## What the task asks
Every line of the records below should be restated exactly.

## Provided data

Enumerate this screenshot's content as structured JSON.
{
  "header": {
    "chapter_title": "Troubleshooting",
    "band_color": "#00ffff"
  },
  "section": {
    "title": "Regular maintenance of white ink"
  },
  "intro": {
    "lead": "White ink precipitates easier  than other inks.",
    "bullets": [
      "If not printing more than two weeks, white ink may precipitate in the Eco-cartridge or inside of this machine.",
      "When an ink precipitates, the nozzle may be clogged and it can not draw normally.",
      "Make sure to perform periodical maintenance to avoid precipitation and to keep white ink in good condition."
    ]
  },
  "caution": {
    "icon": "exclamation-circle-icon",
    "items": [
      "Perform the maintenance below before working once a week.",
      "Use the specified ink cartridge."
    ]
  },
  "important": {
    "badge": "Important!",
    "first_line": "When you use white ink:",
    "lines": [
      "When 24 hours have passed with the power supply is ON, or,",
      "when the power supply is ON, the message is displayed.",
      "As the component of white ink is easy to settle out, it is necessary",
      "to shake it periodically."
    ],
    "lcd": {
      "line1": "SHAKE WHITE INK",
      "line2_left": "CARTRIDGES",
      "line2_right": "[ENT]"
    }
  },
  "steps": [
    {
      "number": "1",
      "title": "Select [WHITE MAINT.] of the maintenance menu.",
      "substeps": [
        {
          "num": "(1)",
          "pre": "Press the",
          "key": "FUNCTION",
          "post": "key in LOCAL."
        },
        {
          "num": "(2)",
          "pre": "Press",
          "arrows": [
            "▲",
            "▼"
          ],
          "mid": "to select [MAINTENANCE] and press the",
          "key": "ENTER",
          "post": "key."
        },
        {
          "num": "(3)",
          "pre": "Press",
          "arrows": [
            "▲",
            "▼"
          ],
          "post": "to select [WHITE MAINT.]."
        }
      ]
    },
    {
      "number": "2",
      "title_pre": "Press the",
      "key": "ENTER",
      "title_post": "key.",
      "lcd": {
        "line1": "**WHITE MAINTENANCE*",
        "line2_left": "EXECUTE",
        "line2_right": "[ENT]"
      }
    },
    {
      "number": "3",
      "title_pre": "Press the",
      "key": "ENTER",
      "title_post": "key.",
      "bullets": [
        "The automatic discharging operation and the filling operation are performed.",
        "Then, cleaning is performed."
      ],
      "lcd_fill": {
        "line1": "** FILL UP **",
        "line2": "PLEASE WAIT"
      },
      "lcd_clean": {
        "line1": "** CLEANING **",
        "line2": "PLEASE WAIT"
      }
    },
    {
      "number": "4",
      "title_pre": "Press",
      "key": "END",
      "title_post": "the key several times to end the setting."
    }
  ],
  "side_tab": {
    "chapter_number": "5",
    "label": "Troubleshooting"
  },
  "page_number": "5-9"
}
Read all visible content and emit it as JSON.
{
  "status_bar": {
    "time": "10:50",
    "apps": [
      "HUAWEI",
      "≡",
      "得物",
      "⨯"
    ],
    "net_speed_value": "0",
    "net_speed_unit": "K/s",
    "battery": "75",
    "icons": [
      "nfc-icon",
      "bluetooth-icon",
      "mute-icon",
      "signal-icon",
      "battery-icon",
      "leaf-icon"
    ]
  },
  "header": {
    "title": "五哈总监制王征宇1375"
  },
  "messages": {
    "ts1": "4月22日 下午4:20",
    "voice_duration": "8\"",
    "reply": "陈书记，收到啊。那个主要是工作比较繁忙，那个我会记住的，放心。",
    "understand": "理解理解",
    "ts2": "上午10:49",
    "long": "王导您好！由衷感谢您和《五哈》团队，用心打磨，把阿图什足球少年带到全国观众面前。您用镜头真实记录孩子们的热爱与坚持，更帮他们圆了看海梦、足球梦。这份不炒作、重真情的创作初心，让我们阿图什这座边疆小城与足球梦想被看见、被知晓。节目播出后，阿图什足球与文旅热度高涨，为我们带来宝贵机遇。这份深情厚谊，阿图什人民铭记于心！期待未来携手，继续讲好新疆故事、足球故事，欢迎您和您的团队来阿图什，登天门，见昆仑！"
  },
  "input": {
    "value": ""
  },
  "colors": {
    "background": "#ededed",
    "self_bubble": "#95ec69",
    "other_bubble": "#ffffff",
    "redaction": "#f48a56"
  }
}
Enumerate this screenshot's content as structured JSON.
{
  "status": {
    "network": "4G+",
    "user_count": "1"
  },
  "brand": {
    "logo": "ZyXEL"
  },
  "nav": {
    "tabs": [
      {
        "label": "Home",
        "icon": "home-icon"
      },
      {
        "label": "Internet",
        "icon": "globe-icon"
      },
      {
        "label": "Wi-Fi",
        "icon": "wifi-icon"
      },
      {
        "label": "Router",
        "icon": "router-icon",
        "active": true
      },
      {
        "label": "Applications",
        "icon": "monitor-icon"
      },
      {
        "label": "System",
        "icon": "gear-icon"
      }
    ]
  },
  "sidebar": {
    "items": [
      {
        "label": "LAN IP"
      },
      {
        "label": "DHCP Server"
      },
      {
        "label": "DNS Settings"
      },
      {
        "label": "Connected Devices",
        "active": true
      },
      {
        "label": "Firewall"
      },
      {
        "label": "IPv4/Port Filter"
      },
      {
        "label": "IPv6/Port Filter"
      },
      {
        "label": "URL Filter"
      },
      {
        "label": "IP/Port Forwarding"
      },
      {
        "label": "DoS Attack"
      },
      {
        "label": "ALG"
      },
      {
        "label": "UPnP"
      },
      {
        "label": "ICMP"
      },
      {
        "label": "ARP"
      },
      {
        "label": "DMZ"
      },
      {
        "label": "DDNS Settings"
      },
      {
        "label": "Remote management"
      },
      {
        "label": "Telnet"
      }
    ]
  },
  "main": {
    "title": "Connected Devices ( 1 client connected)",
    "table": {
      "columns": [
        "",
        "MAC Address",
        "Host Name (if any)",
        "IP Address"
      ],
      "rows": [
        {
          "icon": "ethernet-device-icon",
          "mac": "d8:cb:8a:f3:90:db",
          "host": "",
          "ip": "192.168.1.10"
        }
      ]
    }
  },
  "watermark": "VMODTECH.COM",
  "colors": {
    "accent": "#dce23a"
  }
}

## Result of this task
Enumerate this screenshot's content as structured JSON.
{
  "header": {
    "chapter_title": "Troubleshooting",
    "band_color": "#00ffff"
  },
  "section": {
    "title": "Regular maintenance of white ink"
  },
  "intro": {
    "lead": "White ink precipitates easier  than other inks.",
    "bullets": [
      "If not printing more than two weeks, white ink may precipitate in the Eco-cartridge or inside of this machine.",
      "When an ink precipitates, the nozzle may be clogged and it can not draw normally.",
      "Make sure to perform periodical maintenance to avoid precipitation and to keep white ink in good condition."
    ]
  },
  "caution": {
    "icon": "exclamation-circle-icon",
    "items": [
      "Perform the maintenance below before working once a week.",
      "Use the specified ink cartridge."
    ]
  },
  "important": {
    "badge": "Important!",
    "first_line": "When you use white ink:",
    "lines": [
      "When 24 hours have passed with the power supply is ON, or,",
      "when the power supply is ON, the message is displayed.",
      "As the component of white ink is easy to settle out, it is necessary",
      "to shake it periodically."
    ],
    "lcd": {
      "line1": "SHAKE WHITE INK",
      "line2_left": "CARTRIDGES",
      "line2_right": "[ENT]"
    }
  },
  "steps": [
    {
      "number": "1",
      "title": "Select [WHITE MAINT.] of the maintenance menu.",
      "substeps": [
        {
          "num": "(1)",
          "pre": "Press the",
          "key": "FUNCTION",
          "post": "key in LOCAL."
        },
        {
          "num": "(2)",
          "pre": "Press",
          "arrows": [
            "▲",
            "▼"
          ],
          "mid": "to select [MAINTENANCE] and press the",
          "key": "ENTER",
          "post": "key."
        },
        {
          "num": "(3)",
          "pre": "Press",
          "arrows": [
            "▲",
            "▼"
          ],
          "post": "to select [WHITE MAINT.]."
        }
      ]
    },
    {
      "number": "2",
      "title_pre": "Press the",
      "key": "ENTER",
      "title_post": "key.",
      "lcd": {
        "line1": "**WHITE MAINTENANCE*",
        "line2_left": "EXECUTE",
        "line2_right": "[ENT]"
      }
    },
    {
      "number": "3",
      "title_pre": "Press the",
      "key": "ENTER",
      "title_post": "key.",
      "bullets": [
        "The automatic discharging operation and the filling operation are performed.",
        "Then, cleaning is performed."
      ],
      "lcd_fill": {
        "line1": "** FILL UP **",
        "line2": "PLEASE WAIT"
      },
      "lcd_clean": {
        "line1": "** CLEANING **",
        "line2": "PLEASE WAIT"
      }
    },
    {
      "number": "4",
      "title_pre": "Press",
      "key": "END",
      "title_post": "the key several times to end the setting."
    }
  ],
  "side_tab": {
    "chapter_number": "5",
    "label": "Troubleshooting"
  },
  "page_number": "5-9"
}
Read all visible content and emit it as JSON.
{
  "status_bar": {
    "time": "10:50",
    "apps": [
      "HUAWEI",
      "≡",
      "得物",
      "⨯"
    ],
    "net_speed_value": "0",
    "net_speed_unit": "K/s",
    "battery": "75",
    "icons": [
      "nfc-icon",
      "bluetooth-icon",
      "mute-icon",
      "signal-icon",
      "battery-icon",
      "leaf-icon"
    ]
  },
  "header": {
    "title": "五哈总监制王征宇1375"
  },
  "messages": {
    "ts1": "4月22日 下午4:20",
    "voice_duration": "8\"",
    "reply": "陈书记，收到啊。那个主要是工作比较繁忙，那个我会记住的，放心。",
    "understand": "理解理解",
    "ts2": "上午10:49",
    "long": "王导您好！由衷感谢您和《五哈》团队，用心打磨，把阿图什足球少年带到全国观众面前。您用镜头真实记录孩子们的热爱与坚持，更帮他们圆了看海梦、足球梦。这份不炒作、重真情的创作初心，让我们阿图什这座边疆小城与足球梦想被看见、被知晓。节目播出后，阿图什足球与文旅热度高涨，为我们带来宝贵机遇。这份深情厚谊，阿图什人民铭记于心！期待未来携手，继续讲好新疆故事、足球故事，欢迎您和您的团队来阿图什，登天门，见昆仑！"
  },
  "input": {
    "value": ""
  },
  "colors": {
    "background": "#ededed",
    "self_bubble": "#95ec69",
    "other_bubble": "#ffffff",
    "redaction": "#f48a56"
  }
}
Enumerate this screenshot's content as structured JSON.
{
  "status": {
    "network": "4G+",
    "user_count": "1"
  },
  "brand": {
    "logo": "ZyXEL"
  },
  "nav": {
    "tabs": [
      {
        "label": "Home",
        "icon": "home-icon"
      },
      {
        "label": "Internet",
        "icon": "globe-icon"
      },
      {
        "label": "Wi-Fi",
        "icon": "wifi-icon"
      },
      {
        "label": "Router",
        "icon": "router-icon",
        "active": true
      },
      {
        "label": "Applications",
        "icon": "monitor-icon"
      },
      {
        "label": "System",
        "icon": "gear-icon"
      }
    ]
  },
  "sidebar": {
    "items": [
      {
        "label": "LAN IP"
      },
      {
        "label": "DHCP Server"
      },
      {
        "label": "DNS Settings"
      },
      {
        "label": "Connected Devices",
        "active": true
      },
      {
        "label": "Firewall"
      },
      {
        "label": "IPv4/Port Filter"
      },
      {
        "label": "IPv6/Port Filter"
      },
      {
        "label": "URL Filter"
      },
      {
        "label": "IP/Port Forwarding"
      },
      {
        "label": "DoS Attack"
      },
      {
        "label": "ALG"
      },
      {
        "label": "UPnP"
      },
      {
        "label": "ICMP"
      },
      {
        "label": "ARP"
      },
      {
        "label": "DMZ"
      },
      {
        "label": "DDNS Settings"
      },
      {
        "label": "Remote management"
      },
      {
        "label": "Telnet"
      }
    ]
  },
  "main": {
    "title": "Connected Devices ( 1 client connected)",
    "table": {
      "columns": [
        "",
        "MAC Address",
        "Host Name (if any)",
        "IP Address"
      ],
      "rows": [
        {
          "icon": "ethernet-device-icon",
          "mac": "d8:cb:8a:f3:90:db",
          "host": "",
          "ip": "192.168.1.10"
        }
      ]
    }
  },
  "watermark": "VMODTECH.COM",
  "colors": {
    "accent": "#dce23a"
  }
}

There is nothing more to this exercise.